Send back the records in full, character for character.

(Records about charts and figures)
┏━━

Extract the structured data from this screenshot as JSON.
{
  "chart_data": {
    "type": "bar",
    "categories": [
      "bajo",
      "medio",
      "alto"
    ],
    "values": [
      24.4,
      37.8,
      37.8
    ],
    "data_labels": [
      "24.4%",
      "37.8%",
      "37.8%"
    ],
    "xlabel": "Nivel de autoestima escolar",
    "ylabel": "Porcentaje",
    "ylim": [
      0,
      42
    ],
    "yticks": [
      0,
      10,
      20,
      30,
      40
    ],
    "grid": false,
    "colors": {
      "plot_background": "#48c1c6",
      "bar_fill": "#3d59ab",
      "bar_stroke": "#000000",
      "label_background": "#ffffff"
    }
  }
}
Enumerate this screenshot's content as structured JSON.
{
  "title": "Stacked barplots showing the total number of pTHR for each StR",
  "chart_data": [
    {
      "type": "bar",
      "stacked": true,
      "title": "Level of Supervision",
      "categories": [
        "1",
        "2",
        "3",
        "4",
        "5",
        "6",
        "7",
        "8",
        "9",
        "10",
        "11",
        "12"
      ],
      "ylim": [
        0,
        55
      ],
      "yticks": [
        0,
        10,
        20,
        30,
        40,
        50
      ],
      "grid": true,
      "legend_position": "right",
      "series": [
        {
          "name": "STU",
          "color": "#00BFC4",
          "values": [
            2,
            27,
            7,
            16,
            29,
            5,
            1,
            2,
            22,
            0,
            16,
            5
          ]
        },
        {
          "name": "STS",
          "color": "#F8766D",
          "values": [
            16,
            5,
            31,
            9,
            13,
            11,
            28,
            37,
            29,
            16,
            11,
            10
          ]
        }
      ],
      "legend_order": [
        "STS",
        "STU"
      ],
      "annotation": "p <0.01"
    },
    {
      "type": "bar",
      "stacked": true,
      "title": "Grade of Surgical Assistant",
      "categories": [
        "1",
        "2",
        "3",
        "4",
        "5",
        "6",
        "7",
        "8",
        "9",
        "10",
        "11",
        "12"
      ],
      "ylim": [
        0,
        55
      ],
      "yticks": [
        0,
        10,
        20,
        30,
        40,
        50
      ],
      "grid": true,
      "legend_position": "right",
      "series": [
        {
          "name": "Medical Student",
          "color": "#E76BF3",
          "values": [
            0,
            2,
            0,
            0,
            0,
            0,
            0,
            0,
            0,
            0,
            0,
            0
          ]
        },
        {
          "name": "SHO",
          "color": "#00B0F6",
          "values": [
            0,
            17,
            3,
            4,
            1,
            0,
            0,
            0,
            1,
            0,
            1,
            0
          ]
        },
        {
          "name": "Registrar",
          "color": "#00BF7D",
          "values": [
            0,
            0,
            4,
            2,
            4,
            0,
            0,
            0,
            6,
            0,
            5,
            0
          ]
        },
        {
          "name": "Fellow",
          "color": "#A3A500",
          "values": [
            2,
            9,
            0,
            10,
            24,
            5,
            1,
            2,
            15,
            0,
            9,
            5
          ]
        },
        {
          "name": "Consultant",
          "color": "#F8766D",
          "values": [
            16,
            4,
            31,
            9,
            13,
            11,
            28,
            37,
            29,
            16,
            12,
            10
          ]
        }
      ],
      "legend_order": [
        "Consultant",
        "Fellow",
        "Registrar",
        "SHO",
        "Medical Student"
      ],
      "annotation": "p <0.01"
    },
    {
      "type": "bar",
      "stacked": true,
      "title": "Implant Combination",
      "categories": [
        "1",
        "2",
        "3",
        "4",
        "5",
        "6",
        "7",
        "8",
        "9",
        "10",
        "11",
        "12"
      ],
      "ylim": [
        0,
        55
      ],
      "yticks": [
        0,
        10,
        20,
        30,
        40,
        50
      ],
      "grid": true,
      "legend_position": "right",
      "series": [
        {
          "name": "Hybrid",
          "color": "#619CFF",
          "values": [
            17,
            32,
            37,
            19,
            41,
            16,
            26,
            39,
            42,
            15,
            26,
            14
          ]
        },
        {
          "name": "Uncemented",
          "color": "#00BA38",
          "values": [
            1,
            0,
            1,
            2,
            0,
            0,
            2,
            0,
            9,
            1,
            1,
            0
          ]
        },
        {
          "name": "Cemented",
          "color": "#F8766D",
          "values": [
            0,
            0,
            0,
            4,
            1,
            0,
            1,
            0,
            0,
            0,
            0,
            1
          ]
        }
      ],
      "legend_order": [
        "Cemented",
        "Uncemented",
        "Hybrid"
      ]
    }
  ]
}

┗━━

SOLUTION BELOW:
Extract the structured data from this screenshot as JSON.
{
  "chart_data": {
    "type": "bar",
    "categories": [
      "bajo",
      "medio",
      "alto"
    ],
    "values": [
      24.4,
      37.8,
      37.8
    ],
    "data_labels": [
      "24.4%",
      "37.8%",
      "37.8%"
    ],
    "xlabel": "Nivel de autoestima escolar",
    "ylabel": "Porcentaje",
    "ylim": [
      0,
      42
    ],
    "yticks": [
      0,
      10,
      20,
      30,
      40
    ],
    "grid": false,
    "colors": {
      "plot_background": "#48c1c6",
      "bar_fill": "#3d59ab",
      "bar_stroke": "#000000",
      "label_background": "#ffffff"
    }
  }
}
Enumerate this screenshot's content as structured JSON.
{
  "title": "Stacked barplots showing the total number of pTHR for each StR",
  "chart_data": [
    {
      "type": "bar",
      "stacked": true,
      "title": "Level of Supervision",
      "categories": [
        "1",
        "2",
        "3",
        "4",
        "5",
        "6",
        "7",
        "8",
        "9",
        "10",
        "11",
        "12"
      ],
      "ylim": [
        0,
        55
      ],
      "yticks": [
        0,
        10,
        20,
        30,
        40,
        50
      ],
      "grid": true,
      "legend_position": "right",
      "series": [
        {
          "name": "STU",
          "color": "#00BFC4",
          "values": [
            2,
            27,
            7,
            16,
            29,
            5,
            1,
            2,
            22,
            0,
            16,
            5
          ]
        },
        {
          "name": "STS",
          "color": "#F8766D",
          "values": [
            16,
            5,
            31,
            9,
            13,
            11,
            28,
            37,
            29,
            16,
            11,
            10
          ]
        }
      ],
      "legend_order": [
        "STS",
        "STU"
      ],
      "annotation": "p <0.01"
    },
    {
      "type": "bar",
      "stacked": true,
      "title": "Grade of Surgical Assistant",
      "categories": [
        "1",
        "2",
        "3",
        "4",
        "5",
        "6",
        "7",
        "8",
        "9",
        "10",
        "11",
        "12"
      ],
      "ylim": [
        0,
        55
      ],
      "yticks": [
        0,
        10,
        20,
        30,
        40,
        50
      ],
      "grid": true,
      "legend_position": "right",
      "series": [
        {
          "name": "Medical Student",
          "color": "#E76BF3",
          "values": [
            0,
            2,
            0,
            0,
            0,
            0,
            0,
            0,
            0,
            0,
            0,
            0
          ]
        },
        {
          "name": "SHO",
          "color": "#00B0F6",
          "values": [
            0,
            17,
            3,
            4,
            1,
            0,
            0,
            0,
            1,
            0,
            1,
            0
          ]
        },
        {
          "name": "Registrar",
          "color": "#00BF7D",
          "values": [
            0,
            0,
            4,
            2,
            4,
            0,
            0,
            0,
            6,
            0,
            5,
            0
          ]
        },
        {
          "name": "Fellow",
          "color": "#A3A500",
          "values": [
            2,
            9,
            0,
            10,
            24,
            5,
            1,
            2,
            15,
            0,
            9,
            5
          ]
        },
        {
          "name": "Consultant",
          "color": "#F8766D",
          "values": [
            16,
            4,
            31,
            9,
            13,
            11,
            28,
            37,
            29,
            16,
            12,
            10
          ]
        }
      ],
      "legend_order": [
        "Consultant",
        "Fellow",
        "Registrar",
        "SHO",
        "Medical Student"
      ],
      "annotation": "p <0.01"
    },
    {
      "type": "bar",
      "stacked": true,
      "title": "Implant Combination",
      "categories": [
        "1",
        "2",
        "3",
        "4",
        "5",
        "6",
        "7",
        "8",
        "9",
        "10",
        "11",
        "12"
      ],
      "ylim": [
        0,
        55
      ],
      "yticks": [
        0,
        10,
        20,
        30,
        40,
        50
      ],
      "grid": true,
      "legend_position": "right",
      "series": [
        {
          "name": "Hybrid",
          "color": "#619CFF",
          "values": [
            17,
            32,
            37,
            19,
            41,
            16,
            26,
            39,
            42,
            15,
            26,
            14
          ]
        },
        {
          "name": "Uncemented",
          "color": "#00BA38",
          "values": [
            1,
            0,
            1,
            2,
            0,
            0,
            2,
            0,
            9,
            1,
            1,
            0
          ]
        },
        {
          "name": "Cemented",
          "color": "#F8766D",
          "values": [
            0,
            0,
            0,
            4,
            1,
            0,
            1,
            0,
            0,
            0,
            0,
            1
          ]
        }
      ],
      "legend_order": [
        "Cemented",
        "Uncemented",
        "Hybrid"
      ]
    }
  ]
}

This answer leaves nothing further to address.